[WRITTEN INSTRUCTION]: Entries follow. Set all of them down as they stand.

[Records from a collection of figures]:
↓
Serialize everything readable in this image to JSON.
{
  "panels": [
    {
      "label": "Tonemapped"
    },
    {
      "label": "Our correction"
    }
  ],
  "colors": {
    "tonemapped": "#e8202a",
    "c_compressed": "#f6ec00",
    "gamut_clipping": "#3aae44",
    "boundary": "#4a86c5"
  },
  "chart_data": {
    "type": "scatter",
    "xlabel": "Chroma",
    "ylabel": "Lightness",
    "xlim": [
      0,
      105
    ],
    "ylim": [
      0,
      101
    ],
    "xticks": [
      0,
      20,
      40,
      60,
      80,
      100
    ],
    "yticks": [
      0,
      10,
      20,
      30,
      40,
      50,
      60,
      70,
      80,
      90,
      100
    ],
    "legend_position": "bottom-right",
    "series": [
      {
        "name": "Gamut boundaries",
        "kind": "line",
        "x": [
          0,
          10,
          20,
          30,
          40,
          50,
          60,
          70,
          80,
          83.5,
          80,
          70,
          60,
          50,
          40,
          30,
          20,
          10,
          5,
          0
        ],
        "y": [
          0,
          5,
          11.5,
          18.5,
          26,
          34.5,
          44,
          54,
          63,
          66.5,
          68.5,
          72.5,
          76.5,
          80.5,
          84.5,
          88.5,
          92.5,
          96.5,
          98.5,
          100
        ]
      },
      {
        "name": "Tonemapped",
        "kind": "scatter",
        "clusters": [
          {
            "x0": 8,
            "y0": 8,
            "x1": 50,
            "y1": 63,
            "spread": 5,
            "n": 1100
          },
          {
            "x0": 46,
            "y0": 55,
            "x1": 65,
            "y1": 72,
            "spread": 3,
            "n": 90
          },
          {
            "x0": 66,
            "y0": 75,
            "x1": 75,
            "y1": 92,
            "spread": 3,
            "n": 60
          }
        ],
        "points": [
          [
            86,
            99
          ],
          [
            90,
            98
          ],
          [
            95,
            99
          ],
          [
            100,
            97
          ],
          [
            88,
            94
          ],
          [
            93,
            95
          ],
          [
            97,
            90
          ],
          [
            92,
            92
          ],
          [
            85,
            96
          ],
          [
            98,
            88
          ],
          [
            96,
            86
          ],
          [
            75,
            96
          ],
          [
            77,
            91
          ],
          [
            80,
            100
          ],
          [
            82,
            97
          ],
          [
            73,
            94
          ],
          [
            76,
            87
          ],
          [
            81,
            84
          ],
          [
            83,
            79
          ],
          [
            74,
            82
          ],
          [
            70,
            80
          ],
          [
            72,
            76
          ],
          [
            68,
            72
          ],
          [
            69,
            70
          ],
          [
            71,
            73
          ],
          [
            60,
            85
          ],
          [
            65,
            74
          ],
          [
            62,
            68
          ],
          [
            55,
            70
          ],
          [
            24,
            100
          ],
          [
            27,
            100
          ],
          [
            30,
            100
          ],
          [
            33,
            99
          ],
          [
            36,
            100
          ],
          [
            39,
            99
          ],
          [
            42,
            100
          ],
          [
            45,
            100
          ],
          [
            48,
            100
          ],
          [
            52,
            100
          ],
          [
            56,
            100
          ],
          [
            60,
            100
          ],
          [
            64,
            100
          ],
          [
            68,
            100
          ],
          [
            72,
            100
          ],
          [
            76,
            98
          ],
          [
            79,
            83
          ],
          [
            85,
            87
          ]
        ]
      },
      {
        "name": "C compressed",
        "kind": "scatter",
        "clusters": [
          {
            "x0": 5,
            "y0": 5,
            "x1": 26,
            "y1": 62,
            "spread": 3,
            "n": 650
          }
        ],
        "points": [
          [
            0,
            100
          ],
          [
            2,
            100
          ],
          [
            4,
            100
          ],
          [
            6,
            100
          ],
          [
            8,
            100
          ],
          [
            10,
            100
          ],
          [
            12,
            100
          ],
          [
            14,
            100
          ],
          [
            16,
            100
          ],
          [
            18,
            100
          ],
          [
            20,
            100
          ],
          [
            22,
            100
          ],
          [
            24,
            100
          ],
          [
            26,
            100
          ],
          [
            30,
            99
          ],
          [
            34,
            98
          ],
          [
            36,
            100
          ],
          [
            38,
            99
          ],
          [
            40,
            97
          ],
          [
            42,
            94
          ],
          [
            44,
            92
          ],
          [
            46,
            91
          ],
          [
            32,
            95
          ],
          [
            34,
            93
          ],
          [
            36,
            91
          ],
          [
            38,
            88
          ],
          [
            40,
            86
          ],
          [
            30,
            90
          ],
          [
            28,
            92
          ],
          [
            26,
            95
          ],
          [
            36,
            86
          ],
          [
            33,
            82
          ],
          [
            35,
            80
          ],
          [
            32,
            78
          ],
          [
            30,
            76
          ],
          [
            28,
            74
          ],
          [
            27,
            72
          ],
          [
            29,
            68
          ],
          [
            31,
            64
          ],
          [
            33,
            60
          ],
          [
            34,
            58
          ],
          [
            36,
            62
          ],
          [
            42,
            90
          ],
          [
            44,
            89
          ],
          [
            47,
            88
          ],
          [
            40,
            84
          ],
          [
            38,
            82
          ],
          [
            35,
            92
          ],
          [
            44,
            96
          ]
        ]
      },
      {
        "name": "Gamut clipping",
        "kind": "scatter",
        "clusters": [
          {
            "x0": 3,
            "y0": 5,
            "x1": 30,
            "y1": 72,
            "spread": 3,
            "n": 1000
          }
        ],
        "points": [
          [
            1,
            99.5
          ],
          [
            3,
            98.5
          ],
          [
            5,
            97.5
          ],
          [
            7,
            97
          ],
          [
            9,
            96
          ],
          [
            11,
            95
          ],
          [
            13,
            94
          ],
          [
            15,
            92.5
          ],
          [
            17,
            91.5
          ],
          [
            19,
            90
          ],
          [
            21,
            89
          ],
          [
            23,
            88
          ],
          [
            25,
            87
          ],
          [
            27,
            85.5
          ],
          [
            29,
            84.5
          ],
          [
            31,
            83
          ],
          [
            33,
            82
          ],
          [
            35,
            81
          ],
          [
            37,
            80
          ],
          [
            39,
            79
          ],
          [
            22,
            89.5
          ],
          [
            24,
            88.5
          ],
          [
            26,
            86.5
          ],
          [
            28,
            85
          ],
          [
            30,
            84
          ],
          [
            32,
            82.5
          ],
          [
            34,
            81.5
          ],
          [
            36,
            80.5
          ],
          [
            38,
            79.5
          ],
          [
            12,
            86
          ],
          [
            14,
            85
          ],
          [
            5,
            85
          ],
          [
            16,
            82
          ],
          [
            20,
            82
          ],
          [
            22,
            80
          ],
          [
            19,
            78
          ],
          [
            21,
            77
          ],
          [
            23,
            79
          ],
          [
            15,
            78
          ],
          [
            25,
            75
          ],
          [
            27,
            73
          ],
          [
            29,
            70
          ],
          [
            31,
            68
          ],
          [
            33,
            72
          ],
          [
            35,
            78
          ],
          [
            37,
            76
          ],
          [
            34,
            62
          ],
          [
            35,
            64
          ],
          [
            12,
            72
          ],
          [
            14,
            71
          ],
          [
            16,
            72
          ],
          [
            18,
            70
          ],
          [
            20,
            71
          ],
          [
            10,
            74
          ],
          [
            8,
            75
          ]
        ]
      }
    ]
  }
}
↑
[RESPONSE TO THIS EXERCISE]:
Serialize everything readable in this image to JSON.
{
  "panels": [
    {
      "label": "Tonemapped"
    },
    {
      "label": "Our correction"
    }
  ],
  "colors": {
    "tonemapped": "#e8202a",
    "c_compressed": "#f6ec00",
    "gamut_clipping": "#3aae44",
    "boundary": "#4a86c5"
  },
  "chart_data": {
    "type": "scatter",
    "xlabel": "Chroma",
    "ylabel": "Lightness",
    "xlim": [
      0,
      105
    ],
    "ylim": [
      0,
      101
    ],
    "xticks": [
      0,
      20,
      40,
      60,
      80,
      100
    ],
    "yticks": [
      0,
      10,
      20,
      30,
      40,
      50,
      60,
      70,
      80,
      90,
      100
    ],
    "legend_position": "bottom-right",
    "series": [
      {
        "name": "Gamut boundaries",
        "kind": "line",
        "x": [
          0,
          10,
          20,
          30,
          40,
          50,
          60,
          70,
          80,
          83.5,
          80,
          70,
          60,
          50,
          40,
          30,
          20,
          10,
          5,
          0
        ],
        "y": [
          0,
          5,
          11.5,
          18.5,
          26,
          34.5,
          44,
          54,
          63,
          66.5,
          68.5,
          72.5,
          76.5,
          80.5,
          84.5,
          88.5,
          92.5,
          96.5,
          98.5,
          100
        ]
      },
      {
        "name": "Tonemapped",
        "kind": "scatter",
        "clusters": [
          {
            "x0": 8,
            "y0": 8,
            "x1": 50,
            "y1": 63,
            "spread": 5,
            "n": 1100
          },
          {
            "x0": 46,
            "y0": 55,
            "x1": 65,
            "y1": 72,
            "spread": 3,
            "n": 90
          },
          {
            "x0": 66,
            "y0": 75,
            "x1": 75,
            "y1": 92,
            "spread": 3,
            "n": 60
          }
        ],
        "points": [
          [
            86,
            99
          ],
          [
            90,
            98
          ],
          [
            95,
            99
          ],
          [
            100,
            97
          ],
          [
            88,
            94
          ],
          [
            93,
            95
          ],
          [
            97,
            90
          ],
          [
            92,
            92
          ],
          [
            85,
            96
          ],
          [
            98,
            88
          ],
          [
            96,
            86
          ],
          [
            75,
            96
          ],
          [
            77,
            91
          ],
          [
            80,
            100
          ],
          [
            82,
            97
          ],
          [
            73,
            94
          ],
          [
            76,
            87
          ],
          [
            81,
            84
          ],
          [
            83,
            79
          ],
          [
            74,
            82
          ],
          [
            70,
            80
          ],
          [
            72,
            76
          ],
          [
            68,
            72
          ],
          [
            69,
            70
          ],
          [
            71,
            73
          ],
          [
            60,
            85
          ],
          [
            65,
            74
          ],
          [
            62,
            68
          ],
          [
            55,
            70
          ],
          [
            24,
            100
          ],
          [
            27,
            100
          ],
          [
            30,
            100
          ],
          [
            33,
            99
          ],
          [
            36,
            100
          ],
          [
            39,
            99
          ],
          [
            42,
            100
          ],
          [
            45,
            100
          ],
          [
            48,
            100
          ],
          [
            52,
            100
          ],
          [
            56,
            100
          ],
          [
            60,
            100
          ],
          [
            64,
            100
          ],
          [
            68,
            100
          ],
          [
            72,
            100
          ],
          [
            76,
            98
          ],
          [
            79,
            83
          ],
          [
            85,
            87
          ]
        ]
      },
      {
        "name": "C compressed",
        "kind": "scatter",
        "clusters": [
          {
            "x0": 5,
            "y0": 5,
            "x1": 26,
            "y1": 62,
            "spread": 3,
            "n": 650
          }
        ],
        "points": [
          [
            0,
            100
          ],
          [
            2,
            100
          ],
          [
            4,
            100
          ],
          [
            6,
            100
          ],
          [
            8,
            100
          ],
          [
            10,
            100
          ],
          [
            12,
            100
          ],
          [
            14,
            100
          ],
          [
            16,
            100
          ],
          [
            18,
            100
          ],
          [
            20,
            100
          ],
          [
            22,
            100
          ],
          [
            24,
            100
          ],
          [
            26,
            100
          ],
          [
            30,
            99
          ],
          [
            34,
            98
          ],
          [
            36,
            100
          ],
          [
            38,
            99
          ],
          [
            40,
            97
          ],
          [
            42,
            94
          ],
          [
            44,
            92
          ],
          [
            46,
            91
          ],
          [
            32,
            95
          ],
          [
            34,
            93
          ],
          [
            36,
            91
          ],
          [
            38,
            88
          ],
          [
            40,
            86
          ],
          [
            30,
            90
          ],
          [
            28,
            92
          ],
          [
            26,
            95
          ],
          [
            36,
            86
          ],
          [
            33,
            82
          ],
          [
            35,
            80
          ],
          [
            32,
            78
          ],
          [
            30,
            76
          ],
          [
            28,
            74
          ],
          [
            27,
            72
          ],
          [
            29,
            68
          ],
          [
            31,
            64
          ],
          [
            33,
            60
          ],
          [
            34,
            58
          ],
          [
            36,
            62
          ],
          [
            42,
            90
          ],
          [
            44,
            89
          ],
          [
            47,
            88
          ],
          [
            40,
            84
          ],
          [
            38,
            82
          ],
          [
            35,
            92
          ],
          [
            44,
            96
          ]
        ]
      },
      {
        "name": "Gamut clipping",
        "kind": "scatter",
        "clusters": [
          {
            "x0": 3,
            "y0": 5,
            "x1": 30,
            "y1": 72,
            "spread": 3,
            "n": 1000
          }
        ],
        "points": [
          [
            1,
            99.5
          ],
          [
            3,
            98.5
          ],
          [
            5,
            97.5
          ],
          [
            7,
            97
          ],
          [
            9,
            96
          ],
          [
            11,
            95
          ],
          [
            13,
            94
          ],
          [
            15,
            92.5
          ],
          [
            17,
            91.5
          ],
          [
            19,
            90
          ],
          [
            21,
            89
          ],
          [
            23,
            88
          ],
          [
            25,
            87
          ],
          [
            27,
            85.5
          ],
          [
            29,
            84.5
          ],
          [
            31,
            83
          ],
          [
            33,
            82
          ],
          [
            35,
            81
          ],
          [
            37,
            80
          ],
          [
            39,
            79
          ],
          [
            22,
            89.5
          ],
          [
            24,
            88.5
          ],
          [
            26,
            86.5
          ],
          [
            28,
            85
          ],
          [
            30,
            84
          ],
          [
            32,
            82.5
          ],
          [
            34,
            81.5
          ],
          [
            36,
            80.5
          ],
          [
            38,
            79.5
          ],
          [
            12,
            86
          ],
          [
            14,
            85
          ],
          [
            5,
            85
          ],
          [
            16,
            82
          ],
          [
            20,
            82
          ],
          [
            22,
            80
          ],
          [
            19,
            78
          ],
          [
            21,
            77
          ],
          [
            23,
            79
          ],
          [
            15,
            78
          ],
          [
            25,
            75
          ],
          [
            27,
            73
          ],
          [
            29,
            70
          ],
          [
            31,
            68
          ],
          [
            33,
            72
          ],
          [
            35,
            78
          ],
          [
            37,
            76
          ],
          [
            34,
            62
          ],
          [
            35,
            64
          ],
          [
            12,
            72
          ],
          [
            14,
            71
          ],
          [
            16,
            72
          ],
          [
            18,
            70
          ],
          [
            20,
            71
          ],
          [
            10,
            74
          ],
          [
            8,
            75
          ]
        ]
      }
    ]
  }
}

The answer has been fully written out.